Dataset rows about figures
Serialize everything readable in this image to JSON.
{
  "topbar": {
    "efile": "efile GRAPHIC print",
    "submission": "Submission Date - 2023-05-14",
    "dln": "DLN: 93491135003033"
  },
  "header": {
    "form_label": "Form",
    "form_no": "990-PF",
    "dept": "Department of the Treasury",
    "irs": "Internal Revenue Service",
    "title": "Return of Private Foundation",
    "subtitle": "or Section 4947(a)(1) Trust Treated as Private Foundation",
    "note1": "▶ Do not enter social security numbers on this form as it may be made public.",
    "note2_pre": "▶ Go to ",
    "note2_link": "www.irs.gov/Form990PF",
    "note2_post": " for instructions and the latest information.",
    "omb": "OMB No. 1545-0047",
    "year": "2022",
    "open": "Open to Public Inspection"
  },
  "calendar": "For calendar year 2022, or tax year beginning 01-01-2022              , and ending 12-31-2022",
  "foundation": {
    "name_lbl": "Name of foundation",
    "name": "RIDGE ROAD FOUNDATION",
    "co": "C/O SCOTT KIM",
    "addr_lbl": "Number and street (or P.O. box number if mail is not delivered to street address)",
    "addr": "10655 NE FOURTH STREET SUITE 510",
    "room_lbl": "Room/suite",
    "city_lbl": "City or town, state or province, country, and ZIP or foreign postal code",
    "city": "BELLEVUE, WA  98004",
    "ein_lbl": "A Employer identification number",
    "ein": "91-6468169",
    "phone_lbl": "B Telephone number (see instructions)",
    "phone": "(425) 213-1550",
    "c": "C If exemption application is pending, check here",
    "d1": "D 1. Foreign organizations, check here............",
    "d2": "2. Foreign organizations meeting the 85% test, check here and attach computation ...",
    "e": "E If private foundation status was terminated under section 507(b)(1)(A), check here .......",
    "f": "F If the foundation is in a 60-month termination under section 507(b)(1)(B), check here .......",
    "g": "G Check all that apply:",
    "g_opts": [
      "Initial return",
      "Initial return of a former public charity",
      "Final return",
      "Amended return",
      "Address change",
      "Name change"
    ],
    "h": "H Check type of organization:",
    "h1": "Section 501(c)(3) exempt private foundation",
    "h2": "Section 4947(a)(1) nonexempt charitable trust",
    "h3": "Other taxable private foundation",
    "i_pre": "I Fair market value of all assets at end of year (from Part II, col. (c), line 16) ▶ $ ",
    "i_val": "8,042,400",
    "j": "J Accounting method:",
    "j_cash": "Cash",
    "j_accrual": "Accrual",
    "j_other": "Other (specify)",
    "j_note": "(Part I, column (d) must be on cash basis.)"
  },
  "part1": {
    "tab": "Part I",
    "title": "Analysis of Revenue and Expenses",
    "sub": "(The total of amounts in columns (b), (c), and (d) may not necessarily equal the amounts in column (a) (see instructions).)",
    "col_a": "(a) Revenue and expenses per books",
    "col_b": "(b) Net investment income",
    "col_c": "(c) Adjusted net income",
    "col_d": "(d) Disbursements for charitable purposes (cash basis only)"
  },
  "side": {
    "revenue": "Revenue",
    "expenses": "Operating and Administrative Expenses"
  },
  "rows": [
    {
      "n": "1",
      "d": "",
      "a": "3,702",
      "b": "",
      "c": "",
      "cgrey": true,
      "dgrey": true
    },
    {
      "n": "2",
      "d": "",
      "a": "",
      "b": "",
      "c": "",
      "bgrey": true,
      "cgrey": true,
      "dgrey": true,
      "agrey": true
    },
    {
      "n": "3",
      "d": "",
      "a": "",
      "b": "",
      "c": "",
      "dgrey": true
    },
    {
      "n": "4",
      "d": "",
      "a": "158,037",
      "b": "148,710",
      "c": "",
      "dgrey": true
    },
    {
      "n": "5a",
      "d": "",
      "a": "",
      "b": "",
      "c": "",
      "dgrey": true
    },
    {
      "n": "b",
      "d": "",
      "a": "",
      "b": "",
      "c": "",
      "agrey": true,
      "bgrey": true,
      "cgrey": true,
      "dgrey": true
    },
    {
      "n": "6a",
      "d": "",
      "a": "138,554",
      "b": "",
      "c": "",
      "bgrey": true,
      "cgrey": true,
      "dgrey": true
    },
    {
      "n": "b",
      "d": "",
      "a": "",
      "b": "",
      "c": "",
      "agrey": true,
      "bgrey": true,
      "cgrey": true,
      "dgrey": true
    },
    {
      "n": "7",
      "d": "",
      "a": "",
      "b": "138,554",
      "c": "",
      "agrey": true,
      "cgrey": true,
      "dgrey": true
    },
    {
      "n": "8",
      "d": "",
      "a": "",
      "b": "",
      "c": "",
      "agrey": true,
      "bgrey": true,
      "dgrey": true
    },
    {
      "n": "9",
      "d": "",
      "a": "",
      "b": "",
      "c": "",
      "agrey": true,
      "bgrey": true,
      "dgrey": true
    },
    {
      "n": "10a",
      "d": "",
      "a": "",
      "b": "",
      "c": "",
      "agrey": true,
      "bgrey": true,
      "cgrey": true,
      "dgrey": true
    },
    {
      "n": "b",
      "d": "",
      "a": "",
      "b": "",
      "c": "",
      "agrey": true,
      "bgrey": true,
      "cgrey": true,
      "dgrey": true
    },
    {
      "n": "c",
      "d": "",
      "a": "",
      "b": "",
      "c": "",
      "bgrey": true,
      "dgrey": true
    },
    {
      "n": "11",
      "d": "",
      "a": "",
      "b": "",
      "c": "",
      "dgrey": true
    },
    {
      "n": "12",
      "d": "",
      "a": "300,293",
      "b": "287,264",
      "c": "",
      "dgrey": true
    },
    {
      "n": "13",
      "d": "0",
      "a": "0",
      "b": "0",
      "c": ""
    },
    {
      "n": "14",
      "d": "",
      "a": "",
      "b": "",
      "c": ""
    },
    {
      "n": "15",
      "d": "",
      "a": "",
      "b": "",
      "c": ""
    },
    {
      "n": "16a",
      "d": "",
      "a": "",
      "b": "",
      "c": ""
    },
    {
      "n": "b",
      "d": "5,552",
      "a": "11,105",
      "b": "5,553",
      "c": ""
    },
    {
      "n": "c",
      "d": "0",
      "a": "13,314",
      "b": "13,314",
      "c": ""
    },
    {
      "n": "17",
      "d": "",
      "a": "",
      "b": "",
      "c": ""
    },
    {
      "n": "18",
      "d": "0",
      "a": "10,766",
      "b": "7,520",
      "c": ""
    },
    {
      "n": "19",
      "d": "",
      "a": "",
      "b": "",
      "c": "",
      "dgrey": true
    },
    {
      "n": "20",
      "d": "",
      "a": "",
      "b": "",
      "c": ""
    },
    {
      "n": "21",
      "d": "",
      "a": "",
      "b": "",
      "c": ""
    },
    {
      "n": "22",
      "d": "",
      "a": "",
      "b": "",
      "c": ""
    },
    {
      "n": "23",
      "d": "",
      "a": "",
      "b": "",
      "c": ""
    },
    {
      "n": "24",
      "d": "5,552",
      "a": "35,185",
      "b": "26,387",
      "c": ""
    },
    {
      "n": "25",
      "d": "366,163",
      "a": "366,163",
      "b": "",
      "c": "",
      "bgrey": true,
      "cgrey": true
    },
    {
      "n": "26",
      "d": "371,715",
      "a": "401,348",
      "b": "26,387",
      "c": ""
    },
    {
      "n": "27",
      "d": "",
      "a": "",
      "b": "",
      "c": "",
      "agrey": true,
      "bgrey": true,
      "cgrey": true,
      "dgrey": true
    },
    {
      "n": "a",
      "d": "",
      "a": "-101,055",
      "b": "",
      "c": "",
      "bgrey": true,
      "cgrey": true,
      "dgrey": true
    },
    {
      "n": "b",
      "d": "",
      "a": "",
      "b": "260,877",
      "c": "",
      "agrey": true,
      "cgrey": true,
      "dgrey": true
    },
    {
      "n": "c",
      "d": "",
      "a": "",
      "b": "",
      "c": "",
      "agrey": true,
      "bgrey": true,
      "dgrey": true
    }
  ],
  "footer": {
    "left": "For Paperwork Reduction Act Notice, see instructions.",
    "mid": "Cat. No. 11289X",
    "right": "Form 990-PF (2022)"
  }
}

Problem details>
Take each line containing the string "organizations" and copy it out.

Answer below>
    "d1": "D 1. Foreign organizations, check here............",
    "d2": "2. Foreign organizations meeting the 85% test, check here and attach computation ...",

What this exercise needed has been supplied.